Instructions for the task: Go through the listing beneath this task and return every line that carries the string "Grab".

Exercise inputs:
========================
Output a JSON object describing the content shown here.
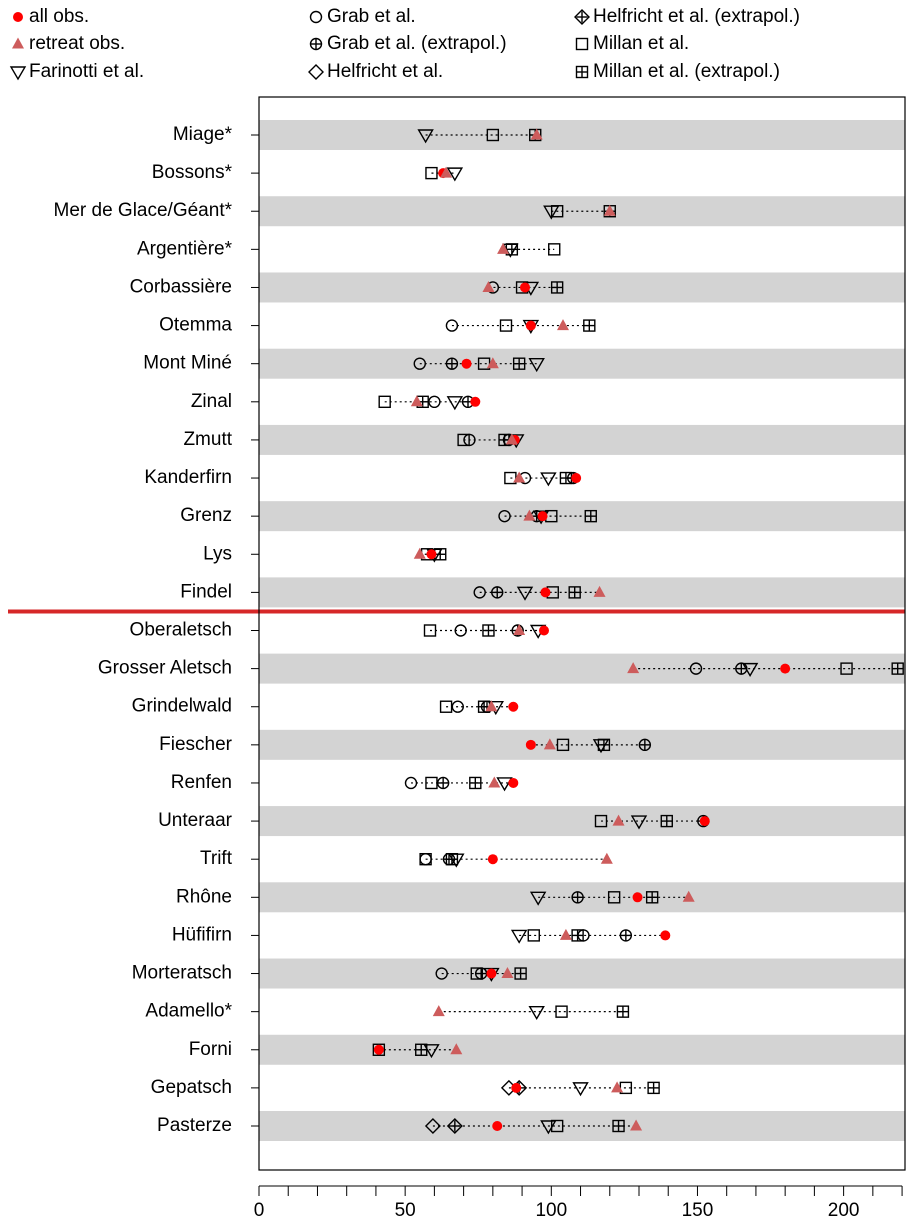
{
  "chart_data": {
    "type": "dot",
    "categories": [
      "Miage*",
      "Bossons*",
      "Mer de Glace/Géant*",
      "Argentière*",
      "Corbassière",
      "Otemma",
      "Mont Miné",
      "Zinal",
      "Zmutt",
      "Kanderfirn",
      "Grenz",
      "Lys",
      "Findel",
      "Oberaletsch",
      "Grosser Aletsch",
      "Grindelwald",
      "Fiescher",
      "Renfen",
      "Unteraar",
      "Trift",
      "Rhône",
      "Hüfifirn",
      "Morteratsch",
      "Adamello*",
      "Forni",
      "Gepatsch",
      "Pasterze"
    ],
    "series": [
      {
        "name": "all obs.",
        "color": "#ff0000",
        "marker": "circle-filled",
        "values": [
          null,
          63,
          null,
          null,
          91,
          93,
          71,
          74,
          87.5,
          108.5,
          97,
          59,
          98,
          97.5,
          180,
          87,
          93,
          87,
          152.5,
          80,
          129.5,
          139,
          79.5,
          null,
          41,
          88,
          81.5
        ]
      },
      {
        "name": "retreat obs.",
        "color": "#cd5c5c",
        "marker": "triangle-up",
        "values": [
          95,
          64,
          120,
          83.5,
          78.5,
          104,
          80,
          54,
          86.5,
          89,
          92.5,
          55,
          116.5,
          89,
          128,
          79.5,
          99.5,
          80.5,
          123,
          119,
          147,
          105,
          85,
          61.5,
          67.5,
          122.5,
          129
        ]
      },
      {
        "name": "Farinotti et al.",
        "color": "#000000",
        "marker": "triangle-down",
        "values": [
          57,
          67,
          100,
          86,
          93,
          93,
          95,
          67,
          88,
          99,
          96.5,
          60,
          91,
          95.5,
          168,
          81,
          117,
          84,
          130,
          67.5,
          95.5,
          89,
          79.5,
          95,
          59,
          110,
          99
        ]
      },
      {
        "name": "Grab et al.",
        "color": "#000000",
        "marker": "circle",
        "values": [
          null,
          null,
          null,
          null,
          80,
          66,
          55,
          60,
          72,
          91,
          84,
          null,
          75.5,
          69,
          149.5,
          68,
          null,
          52,
          null,
          57,
          null,
          111,
          62.5,
          null,
          null,
          null,
          null
        ]
      },
      {
        "name": "Grab et al. (extrapol.)",
        "color": "#000000",
        "marker": "circle-plus",
        "values": [
          null,
          null,
          null,
          null,
          null,
          null,
          66,
          71.5,
          85.5,
          107.5,
          95,
          null,
          81.5,
          88.5,
          165,
          78,
          132,
          63,
          152,
          65,
          109,
          125.5,
          76,
          null,
          null,
          null,
          null
        ]
      },
      {
        "name": "Helfricht et al.",
        "color": "#000000",
        "marker": "diamond",
        "values": [
          null,
          null,
          null,
          null,
          null,
          null,
          null,
          null,
          null,
          null,
          null,
          null,
          null,
          null,
          null,
          null,
          null,
          null,
          null,
          null,
          null,
          null,
          null,
          null,
          null,
          85.5,
          59.5
        ]
      },
      {
        "name": "Helfricht et al. (extrapol.)",
        "color": "#000000",
        "marker": "diamond-plus",
        "values": [
          null,
          null,
          null,
          null,
          null,
          null,
          null,
          null,
          null,
          null,
          null,
          null,
          null,
          null,
          null,
          null,
          null,
          null,
          null,
          null,
          null,
          null,
          null,
          null,
          null,
          89,
          67
        ]
      },
      {
        "name": "Millan et al.",
        "color": "#000000",
        "marker": "square",
        "values": [
          80,
          59,
          102,
          101,
          90,
          84.5,
          77,
          43,
          70,
          86,
          100,
          57.5,
          100.5,
          58.5,
          201,
          64,
          104,
          59,
          117,
          57,
          121.5,
          94,
          74.5,
          103.5,
          41,
          125.5,
          102
        ]
      },
      {
        "name": "Millan et al. (extrapol.)",
        "color": "#000000",
        "marker": "square-plus",
        "values": [
          94.5,
          null,
          120,
          86.5,
          102,
          113,
          89,
          56,
          84,
          105,
          113.5,
          62,
          108,
          78.5,
          218.5,
          77,
          118,
          74,
          139.5,
          66,
          134.5,
          109,
          89.5,
          124.5,
          55.5,
          135,
          123
        ]
      }
    ],
    "xlim": [
      0,
      221
    ],
    "xticks": [
      0,
      50,
      100,
      150,
      200
    ],
    "xticks_minor": [
      10,
      20,
      30,
      40,
      60,
      70,
      80,
      90,
      110,
      120,
      130,
      140,
      160,
      170,
      180,
      190,
      210,
      220
    ],
    "band_color": "#d3d3d3",
    "separator_color": "#d62728"
  }
}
========================
Task solution:
        "name": "Grab et al.",
        "name": "Grab et al. (extrapol.)",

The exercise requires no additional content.